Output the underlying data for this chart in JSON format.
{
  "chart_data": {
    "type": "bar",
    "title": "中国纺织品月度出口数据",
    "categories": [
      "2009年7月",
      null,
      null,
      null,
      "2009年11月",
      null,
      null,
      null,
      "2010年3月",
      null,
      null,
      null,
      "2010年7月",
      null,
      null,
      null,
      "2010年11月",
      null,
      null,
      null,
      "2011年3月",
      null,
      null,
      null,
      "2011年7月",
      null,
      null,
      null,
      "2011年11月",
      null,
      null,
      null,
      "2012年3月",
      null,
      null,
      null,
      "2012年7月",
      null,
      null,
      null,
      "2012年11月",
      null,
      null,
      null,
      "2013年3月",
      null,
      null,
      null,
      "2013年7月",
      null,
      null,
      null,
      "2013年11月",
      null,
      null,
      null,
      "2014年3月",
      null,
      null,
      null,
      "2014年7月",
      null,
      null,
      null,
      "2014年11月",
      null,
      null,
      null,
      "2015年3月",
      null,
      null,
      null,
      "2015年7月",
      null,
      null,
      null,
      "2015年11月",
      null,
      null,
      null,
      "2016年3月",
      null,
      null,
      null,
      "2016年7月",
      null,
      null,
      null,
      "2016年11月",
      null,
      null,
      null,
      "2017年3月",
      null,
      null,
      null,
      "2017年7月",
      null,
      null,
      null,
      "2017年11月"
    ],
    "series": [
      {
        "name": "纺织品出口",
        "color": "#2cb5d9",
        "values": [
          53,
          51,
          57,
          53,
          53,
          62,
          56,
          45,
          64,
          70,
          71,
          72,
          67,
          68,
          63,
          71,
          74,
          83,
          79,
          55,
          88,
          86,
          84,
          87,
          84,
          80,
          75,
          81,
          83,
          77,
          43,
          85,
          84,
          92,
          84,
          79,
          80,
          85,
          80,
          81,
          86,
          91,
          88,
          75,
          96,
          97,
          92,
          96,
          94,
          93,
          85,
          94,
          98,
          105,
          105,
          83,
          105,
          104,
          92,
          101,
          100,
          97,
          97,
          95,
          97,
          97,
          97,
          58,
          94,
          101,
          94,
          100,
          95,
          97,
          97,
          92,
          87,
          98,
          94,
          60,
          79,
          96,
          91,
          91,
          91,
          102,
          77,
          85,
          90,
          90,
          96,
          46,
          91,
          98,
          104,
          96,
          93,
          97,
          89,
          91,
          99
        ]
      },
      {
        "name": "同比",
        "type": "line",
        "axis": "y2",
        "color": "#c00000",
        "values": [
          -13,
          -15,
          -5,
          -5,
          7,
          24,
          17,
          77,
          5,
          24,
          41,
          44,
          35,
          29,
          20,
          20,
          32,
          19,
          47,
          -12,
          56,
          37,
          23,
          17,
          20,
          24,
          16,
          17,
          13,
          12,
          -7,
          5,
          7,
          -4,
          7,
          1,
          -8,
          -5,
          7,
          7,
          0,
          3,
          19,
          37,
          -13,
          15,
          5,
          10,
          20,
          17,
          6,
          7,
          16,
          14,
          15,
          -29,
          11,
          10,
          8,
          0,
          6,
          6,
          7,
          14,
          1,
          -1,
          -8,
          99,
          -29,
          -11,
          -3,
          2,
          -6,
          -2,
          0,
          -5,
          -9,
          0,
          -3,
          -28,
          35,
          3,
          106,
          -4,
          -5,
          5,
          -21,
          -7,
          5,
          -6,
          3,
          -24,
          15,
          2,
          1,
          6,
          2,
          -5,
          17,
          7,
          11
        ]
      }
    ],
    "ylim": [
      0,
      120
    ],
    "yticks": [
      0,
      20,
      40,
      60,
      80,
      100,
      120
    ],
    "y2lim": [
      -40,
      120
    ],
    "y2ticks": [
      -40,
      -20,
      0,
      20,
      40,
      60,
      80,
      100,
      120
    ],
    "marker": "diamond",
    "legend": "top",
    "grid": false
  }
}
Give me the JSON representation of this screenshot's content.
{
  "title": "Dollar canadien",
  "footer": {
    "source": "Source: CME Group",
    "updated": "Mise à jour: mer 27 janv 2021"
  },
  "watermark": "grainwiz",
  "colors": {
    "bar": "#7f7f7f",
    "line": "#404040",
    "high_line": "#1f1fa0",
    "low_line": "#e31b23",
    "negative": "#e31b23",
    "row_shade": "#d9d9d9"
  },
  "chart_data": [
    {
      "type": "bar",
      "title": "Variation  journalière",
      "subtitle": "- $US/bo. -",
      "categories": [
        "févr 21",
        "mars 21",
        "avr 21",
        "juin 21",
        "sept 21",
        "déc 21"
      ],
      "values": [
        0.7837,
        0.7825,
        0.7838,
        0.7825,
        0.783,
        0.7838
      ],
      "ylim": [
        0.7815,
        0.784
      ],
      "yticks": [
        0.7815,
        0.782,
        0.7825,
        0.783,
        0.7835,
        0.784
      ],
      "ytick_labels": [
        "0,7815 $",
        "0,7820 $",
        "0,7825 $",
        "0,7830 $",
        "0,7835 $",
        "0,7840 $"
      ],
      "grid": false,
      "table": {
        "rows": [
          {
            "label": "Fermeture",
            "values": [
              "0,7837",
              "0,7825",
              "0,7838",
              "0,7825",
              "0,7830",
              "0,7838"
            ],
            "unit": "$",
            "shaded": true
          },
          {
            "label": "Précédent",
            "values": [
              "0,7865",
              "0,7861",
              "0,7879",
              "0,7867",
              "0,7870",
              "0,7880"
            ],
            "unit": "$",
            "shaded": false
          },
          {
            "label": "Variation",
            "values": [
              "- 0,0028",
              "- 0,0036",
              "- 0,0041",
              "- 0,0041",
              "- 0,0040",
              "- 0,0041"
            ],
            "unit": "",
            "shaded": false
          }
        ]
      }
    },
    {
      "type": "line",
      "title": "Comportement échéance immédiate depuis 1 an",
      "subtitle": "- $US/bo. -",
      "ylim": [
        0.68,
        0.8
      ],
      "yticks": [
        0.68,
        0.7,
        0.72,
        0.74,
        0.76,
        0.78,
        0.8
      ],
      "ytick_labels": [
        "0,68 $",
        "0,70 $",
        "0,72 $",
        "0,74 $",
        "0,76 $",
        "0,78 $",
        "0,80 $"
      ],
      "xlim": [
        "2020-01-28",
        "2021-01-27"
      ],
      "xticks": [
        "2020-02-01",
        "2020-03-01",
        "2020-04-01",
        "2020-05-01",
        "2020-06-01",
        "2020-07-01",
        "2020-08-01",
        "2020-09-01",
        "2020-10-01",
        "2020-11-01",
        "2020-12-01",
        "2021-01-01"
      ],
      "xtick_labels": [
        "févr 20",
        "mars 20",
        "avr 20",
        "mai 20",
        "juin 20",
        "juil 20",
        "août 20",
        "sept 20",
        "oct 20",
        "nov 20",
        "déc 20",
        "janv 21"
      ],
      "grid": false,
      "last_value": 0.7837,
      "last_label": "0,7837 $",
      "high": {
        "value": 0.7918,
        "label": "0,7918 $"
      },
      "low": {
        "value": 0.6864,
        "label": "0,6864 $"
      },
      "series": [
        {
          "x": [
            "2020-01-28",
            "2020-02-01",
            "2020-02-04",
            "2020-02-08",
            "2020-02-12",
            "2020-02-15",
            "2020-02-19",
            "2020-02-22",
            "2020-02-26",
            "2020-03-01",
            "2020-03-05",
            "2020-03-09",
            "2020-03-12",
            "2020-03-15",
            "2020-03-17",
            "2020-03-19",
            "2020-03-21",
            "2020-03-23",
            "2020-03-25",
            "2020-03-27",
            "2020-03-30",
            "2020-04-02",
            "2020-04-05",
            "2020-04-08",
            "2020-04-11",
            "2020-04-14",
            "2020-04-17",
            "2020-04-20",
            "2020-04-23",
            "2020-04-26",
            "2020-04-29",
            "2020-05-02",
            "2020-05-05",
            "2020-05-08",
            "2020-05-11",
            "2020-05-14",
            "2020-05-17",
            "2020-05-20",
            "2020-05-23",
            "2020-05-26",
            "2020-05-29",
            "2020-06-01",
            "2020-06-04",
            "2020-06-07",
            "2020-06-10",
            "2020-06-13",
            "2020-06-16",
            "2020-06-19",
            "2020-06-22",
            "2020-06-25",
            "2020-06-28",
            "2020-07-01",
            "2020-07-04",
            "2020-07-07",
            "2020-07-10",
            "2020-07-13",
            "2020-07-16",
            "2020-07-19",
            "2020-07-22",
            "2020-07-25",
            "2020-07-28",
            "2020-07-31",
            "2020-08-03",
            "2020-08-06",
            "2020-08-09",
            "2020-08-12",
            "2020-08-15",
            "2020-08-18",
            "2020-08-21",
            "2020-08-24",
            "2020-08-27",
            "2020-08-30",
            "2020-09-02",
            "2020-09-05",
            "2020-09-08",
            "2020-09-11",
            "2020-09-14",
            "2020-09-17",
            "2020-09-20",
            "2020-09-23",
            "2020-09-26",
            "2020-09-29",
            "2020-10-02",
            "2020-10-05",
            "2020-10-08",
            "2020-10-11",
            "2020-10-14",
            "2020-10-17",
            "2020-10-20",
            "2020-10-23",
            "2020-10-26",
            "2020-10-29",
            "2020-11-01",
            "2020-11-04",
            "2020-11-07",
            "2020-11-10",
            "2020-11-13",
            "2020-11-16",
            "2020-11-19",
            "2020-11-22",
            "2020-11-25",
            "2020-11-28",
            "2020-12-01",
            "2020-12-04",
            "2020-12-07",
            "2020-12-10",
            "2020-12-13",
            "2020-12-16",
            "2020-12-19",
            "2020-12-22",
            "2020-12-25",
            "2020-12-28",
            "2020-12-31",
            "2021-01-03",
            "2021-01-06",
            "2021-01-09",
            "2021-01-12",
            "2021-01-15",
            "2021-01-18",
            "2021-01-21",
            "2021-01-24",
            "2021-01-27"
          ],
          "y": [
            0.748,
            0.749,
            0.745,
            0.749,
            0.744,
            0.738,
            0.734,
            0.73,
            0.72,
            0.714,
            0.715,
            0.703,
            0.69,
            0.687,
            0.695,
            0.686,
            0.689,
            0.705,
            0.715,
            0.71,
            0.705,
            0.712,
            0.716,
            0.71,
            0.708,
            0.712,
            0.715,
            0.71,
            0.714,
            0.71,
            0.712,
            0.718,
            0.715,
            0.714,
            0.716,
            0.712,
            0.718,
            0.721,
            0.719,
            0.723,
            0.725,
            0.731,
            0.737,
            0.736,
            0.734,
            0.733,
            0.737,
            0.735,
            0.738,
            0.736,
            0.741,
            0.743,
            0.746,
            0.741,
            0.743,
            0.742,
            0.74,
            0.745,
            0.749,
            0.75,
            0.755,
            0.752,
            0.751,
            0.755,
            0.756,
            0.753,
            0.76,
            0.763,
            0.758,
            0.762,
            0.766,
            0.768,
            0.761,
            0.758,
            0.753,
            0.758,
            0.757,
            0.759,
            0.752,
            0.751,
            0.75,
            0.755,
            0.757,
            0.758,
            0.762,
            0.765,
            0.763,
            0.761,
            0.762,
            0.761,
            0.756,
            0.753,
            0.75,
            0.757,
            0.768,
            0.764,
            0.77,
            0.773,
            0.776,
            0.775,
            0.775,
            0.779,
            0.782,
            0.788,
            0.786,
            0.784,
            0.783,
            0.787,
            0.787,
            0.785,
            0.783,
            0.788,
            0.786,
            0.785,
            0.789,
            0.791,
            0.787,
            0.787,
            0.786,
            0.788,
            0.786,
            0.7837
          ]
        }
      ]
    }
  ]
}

= TO BE DONE =
Each line of the material that holds the string "janv" counts once; give the total alone.

= WRITTEN SOLUTION =
2